## BEGIN Given records

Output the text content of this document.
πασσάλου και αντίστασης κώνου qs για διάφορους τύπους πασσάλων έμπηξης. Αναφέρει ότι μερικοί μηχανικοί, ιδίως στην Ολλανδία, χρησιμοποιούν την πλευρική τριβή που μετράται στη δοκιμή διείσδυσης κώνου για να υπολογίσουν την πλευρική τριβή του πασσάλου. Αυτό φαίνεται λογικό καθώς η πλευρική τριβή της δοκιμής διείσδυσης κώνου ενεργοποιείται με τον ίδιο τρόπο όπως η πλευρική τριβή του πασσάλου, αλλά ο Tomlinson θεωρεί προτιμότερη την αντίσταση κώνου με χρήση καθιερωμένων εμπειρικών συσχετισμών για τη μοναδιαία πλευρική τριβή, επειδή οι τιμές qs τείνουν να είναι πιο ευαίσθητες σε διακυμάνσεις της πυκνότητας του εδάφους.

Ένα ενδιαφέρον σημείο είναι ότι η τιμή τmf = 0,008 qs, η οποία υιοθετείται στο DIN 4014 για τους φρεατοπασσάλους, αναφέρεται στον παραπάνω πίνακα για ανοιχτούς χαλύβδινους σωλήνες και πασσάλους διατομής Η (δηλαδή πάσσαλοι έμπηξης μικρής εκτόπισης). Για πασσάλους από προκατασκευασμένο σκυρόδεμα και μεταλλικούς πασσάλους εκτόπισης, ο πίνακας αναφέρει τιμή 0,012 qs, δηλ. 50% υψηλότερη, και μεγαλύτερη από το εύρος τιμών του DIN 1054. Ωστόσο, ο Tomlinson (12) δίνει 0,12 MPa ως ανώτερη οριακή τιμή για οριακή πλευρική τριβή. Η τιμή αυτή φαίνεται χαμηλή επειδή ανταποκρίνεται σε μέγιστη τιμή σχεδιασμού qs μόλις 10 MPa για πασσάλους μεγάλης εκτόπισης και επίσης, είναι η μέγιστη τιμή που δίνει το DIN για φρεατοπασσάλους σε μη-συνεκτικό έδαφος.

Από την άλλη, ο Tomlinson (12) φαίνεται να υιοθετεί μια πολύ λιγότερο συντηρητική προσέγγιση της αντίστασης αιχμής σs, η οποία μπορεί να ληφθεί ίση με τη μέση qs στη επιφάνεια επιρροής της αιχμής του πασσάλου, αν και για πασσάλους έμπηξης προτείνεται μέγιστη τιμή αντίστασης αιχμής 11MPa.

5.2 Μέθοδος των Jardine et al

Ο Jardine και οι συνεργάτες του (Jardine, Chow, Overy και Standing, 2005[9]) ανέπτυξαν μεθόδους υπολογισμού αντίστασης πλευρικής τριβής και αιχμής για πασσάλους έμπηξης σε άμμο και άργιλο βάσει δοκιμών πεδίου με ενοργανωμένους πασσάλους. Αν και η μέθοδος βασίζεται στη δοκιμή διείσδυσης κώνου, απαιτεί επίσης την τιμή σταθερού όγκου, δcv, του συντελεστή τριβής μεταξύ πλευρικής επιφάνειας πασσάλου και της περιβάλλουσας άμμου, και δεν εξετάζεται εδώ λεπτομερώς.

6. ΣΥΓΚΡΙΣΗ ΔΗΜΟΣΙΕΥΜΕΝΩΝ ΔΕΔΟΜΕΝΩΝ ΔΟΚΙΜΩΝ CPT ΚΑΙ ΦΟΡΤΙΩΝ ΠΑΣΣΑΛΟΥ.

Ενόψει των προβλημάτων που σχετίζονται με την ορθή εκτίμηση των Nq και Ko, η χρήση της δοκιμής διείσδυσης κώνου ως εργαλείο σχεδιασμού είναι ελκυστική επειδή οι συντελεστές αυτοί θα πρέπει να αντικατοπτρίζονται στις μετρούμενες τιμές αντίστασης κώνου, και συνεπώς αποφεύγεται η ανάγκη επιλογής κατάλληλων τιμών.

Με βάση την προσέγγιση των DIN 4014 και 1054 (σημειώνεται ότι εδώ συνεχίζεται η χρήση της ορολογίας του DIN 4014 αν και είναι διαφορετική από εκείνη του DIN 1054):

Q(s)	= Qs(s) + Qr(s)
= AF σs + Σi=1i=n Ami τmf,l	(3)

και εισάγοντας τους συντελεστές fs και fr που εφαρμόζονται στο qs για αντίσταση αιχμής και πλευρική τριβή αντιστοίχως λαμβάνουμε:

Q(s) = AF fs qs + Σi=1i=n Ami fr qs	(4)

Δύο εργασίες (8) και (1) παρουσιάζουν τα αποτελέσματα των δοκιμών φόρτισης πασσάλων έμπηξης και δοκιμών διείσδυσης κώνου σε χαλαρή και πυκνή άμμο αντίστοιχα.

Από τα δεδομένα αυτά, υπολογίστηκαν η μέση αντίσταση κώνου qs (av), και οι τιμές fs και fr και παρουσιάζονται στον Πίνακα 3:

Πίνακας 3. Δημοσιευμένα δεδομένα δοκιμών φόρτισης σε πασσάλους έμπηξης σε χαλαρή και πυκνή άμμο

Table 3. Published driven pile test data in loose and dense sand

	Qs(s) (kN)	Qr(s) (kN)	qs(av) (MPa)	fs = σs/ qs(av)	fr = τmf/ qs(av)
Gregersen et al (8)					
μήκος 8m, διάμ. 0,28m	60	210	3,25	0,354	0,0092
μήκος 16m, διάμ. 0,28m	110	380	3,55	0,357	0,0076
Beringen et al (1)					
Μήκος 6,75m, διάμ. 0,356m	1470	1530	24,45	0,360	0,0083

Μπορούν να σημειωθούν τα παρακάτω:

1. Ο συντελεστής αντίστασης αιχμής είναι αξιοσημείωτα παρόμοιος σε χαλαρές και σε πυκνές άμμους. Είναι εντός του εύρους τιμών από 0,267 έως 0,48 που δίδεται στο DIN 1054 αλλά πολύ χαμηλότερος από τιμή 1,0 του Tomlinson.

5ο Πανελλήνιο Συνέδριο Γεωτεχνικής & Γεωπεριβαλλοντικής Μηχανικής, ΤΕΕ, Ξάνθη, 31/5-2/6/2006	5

## END Given records

Directions:
Return each line of the listing that holds the string "προσέγγιση".

Expected output:
Από την άλλη, ο Tomlinson (12) φαίνεται να υιοθετεί μια πολύ λιγότερο συντηρητική προσέγγιση της αντίστασης αιχμής σs, η οποία μπορεί να ληφθεί ίση με τη μέση qs στη επιφάνεια επιρροής της αιχμής του πασσάλου, αν και για πασσάλους έμπηξης προτείνεται μέγιστη τιμή αντίστασης αιχμής 11MPa.
Με βάση την προσέγγιση των DIN 4014 και 1054 (σημειώνεται ότι εδώ συνεχίζεται η χρήση της ορολογίας του DIN 4014 αν και είναι διαφορετική από εκείνη του DIN 1054):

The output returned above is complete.